COSA FARE:
Ripeti senza alcuna modifica le righe delle voci, partendo dalla prima e terminando con quella che contiene "The slip washer 216 is at (615, 233).", inclusa.

VOCI ESTRATTE:

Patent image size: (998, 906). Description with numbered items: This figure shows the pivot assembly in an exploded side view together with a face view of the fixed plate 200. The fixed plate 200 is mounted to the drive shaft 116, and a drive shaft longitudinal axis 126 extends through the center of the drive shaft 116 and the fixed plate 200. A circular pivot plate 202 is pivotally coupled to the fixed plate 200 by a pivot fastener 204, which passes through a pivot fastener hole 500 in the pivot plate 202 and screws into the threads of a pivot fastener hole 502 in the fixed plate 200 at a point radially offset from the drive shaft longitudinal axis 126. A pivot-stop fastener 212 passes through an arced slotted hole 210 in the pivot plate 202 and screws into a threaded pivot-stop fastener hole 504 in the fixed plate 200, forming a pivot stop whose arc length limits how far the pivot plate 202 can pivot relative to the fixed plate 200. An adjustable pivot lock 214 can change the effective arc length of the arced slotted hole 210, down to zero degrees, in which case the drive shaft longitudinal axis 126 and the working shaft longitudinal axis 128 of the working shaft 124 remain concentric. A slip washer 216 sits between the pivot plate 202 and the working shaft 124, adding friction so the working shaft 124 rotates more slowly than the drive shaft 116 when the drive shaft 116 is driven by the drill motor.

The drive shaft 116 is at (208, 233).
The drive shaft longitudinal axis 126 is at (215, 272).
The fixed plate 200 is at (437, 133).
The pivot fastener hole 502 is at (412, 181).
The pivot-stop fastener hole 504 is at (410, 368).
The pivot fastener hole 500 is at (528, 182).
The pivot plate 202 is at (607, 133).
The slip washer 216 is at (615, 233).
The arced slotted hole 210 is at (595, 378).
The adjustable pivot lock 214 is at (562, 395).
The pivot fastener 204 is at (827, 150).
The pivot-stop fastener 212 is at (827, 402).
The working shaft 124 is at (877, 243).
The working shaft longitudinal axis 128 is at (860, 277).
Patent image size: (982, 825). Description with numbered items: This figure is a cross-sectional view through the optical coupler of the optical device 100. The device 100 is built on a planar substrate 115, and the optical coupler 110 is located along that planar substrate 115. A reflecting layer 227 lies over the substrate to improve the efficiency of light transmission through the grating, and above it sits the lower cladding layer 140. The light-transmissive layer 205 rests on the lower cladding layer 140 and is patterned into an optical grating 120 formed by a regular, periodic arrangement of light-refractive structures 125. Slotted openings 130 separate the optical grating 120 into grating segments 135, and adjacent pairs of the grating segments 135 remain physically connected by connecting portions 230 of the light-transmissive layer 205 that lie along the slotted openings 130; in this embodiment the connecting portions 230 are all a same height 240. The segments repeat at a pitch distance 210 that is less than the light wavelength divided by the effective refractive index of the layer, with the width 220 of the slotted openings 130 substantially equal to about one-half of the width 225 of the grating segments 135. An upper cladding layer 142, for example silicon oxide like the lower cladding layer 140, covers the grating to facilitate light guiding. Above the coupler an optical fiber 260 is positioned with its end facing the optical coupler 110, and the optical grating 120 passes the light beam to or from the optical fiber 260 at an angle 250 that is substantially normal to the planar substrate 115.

RISULTATO:
Patent image size: (998, 906). Description with numbered items: This figure shows the pivot assembly in an exploded side view together with a face view of the fixed plate 200. The fixed plate 200 is mounted to the drive shaft 116, and a drive shaft longitudinal axis 126 extends through the center of the drive shaft 116 and the fixed plate 200. A circular pivot plate 202 is pivotally coupled to the fixed plate 200 by a pivot fastener 204, which passes through a pivot fastener hole 500 in the pivot plate 202 and screws into the threads of a pivot fastener hole 502 in the fixed plate 200 at a point radially offset from the drive shaft longitudinal axis 126. A pivot-stop fastener 212 passes through an arced slotted hole 210 in the pivot plate 202 and screws into a threaded pivot-stop fastener hole 504 in the fixed plate 200, forming a pivot stop whose arc length limits how far the pivot plate 202 can pivot relative to the fixed plate 200. An adjustable pivot lock 214 can change the effective arc length of the arced slotted hole 210, down to zero degrees, in which case the drive shaft longitudinal axis 126 and the working shaft longitudinal axis 128 of the working shaft 124 remain concentric. A slip washer 216 sits between the pivot plate 202 and the working shaft 124, adding friction so the working shaft 124 rotates more slowly than the drive shaft 116 when the drive shaft 116 is driven by the drill motor.

The drive shaft 116 is at (208, 233).
The drive shaft longitudinal axis 126 is at (215, 272).
The fixed plate 200 is at (437, 133).
The pivot fastener hole 502 is at (412, 181).
The pivot-stop fastener hole 504 is at (410, 368).
The pivot fastener hole 500 is at (528, 182).
The pivot plate 202 is at (607, 133).
The slip washer 216 is at (615, 233).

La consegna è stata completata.